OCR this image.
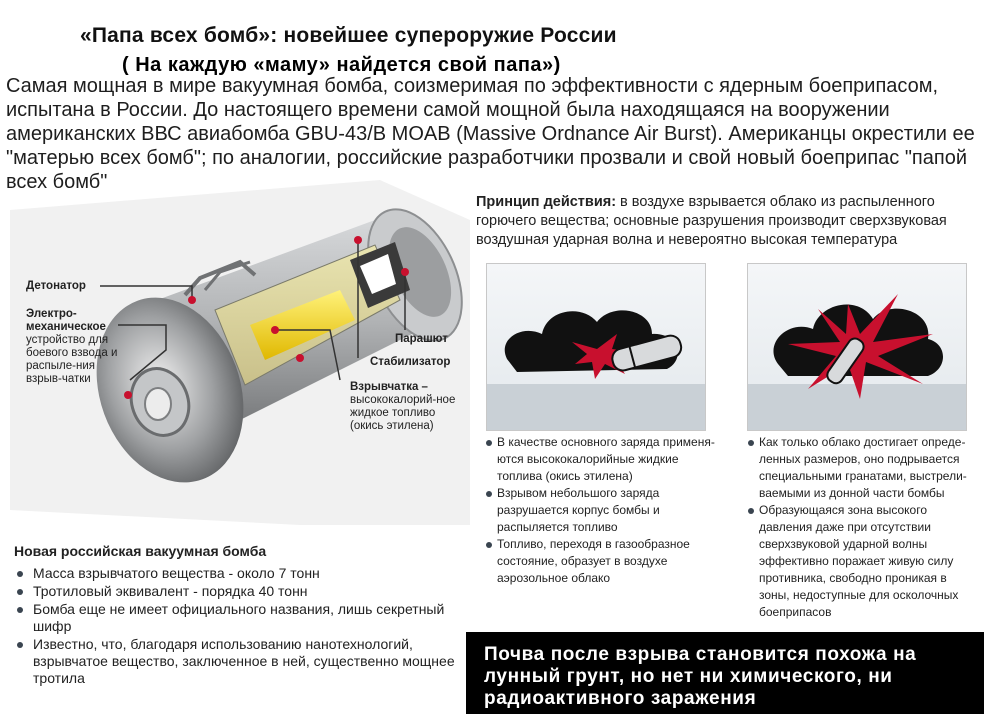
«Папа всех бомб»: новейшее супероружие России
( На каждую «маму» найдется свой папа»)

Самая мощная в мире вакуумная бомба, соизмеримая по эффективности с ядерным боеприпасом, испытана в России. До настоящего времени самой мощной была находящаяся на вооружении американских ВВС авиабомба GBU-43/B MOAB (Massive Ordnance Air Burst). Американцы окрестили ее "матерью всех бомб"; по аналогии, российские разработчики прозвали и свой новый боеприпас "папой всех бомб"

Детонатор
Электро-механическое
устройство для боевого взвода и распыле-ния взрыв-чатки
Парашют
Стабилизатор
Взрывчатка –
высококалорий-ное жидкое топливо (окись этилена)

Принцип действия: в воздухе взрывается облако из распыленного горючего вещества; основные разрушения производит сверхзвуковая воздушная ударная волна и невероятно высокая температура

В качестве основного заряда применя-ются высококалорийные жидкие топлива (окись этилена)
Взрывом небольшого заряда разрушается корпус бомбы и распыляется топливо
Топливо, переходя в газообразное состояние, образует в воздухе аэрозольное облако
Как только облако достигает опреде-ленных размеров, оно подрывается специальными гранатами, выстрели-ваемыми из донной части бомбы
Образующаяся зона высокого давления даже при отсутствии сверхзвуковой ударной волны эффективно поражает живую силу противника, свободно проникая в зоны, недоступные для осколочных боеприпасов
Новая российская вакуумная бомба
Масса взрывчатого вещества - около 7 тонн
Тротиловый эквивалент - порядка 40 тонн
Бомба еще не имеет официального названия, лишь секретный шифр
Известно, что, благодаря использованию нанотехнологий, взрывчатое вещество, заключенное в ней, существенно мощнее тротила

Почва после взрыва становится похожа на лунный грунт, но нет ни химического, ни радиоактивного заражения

**TASK DETAILS**. Select, from the listing, all lines that include the word "вещества".

**TASK RESULT**.
Принцип действия: в воздухе взрывается облако из распыленного горючего вещества; основные разрушения производит сверхзвуковая воздушная ударная волна и невероятно высокая температура
Масса взрывчатого вещества - около 7 тонн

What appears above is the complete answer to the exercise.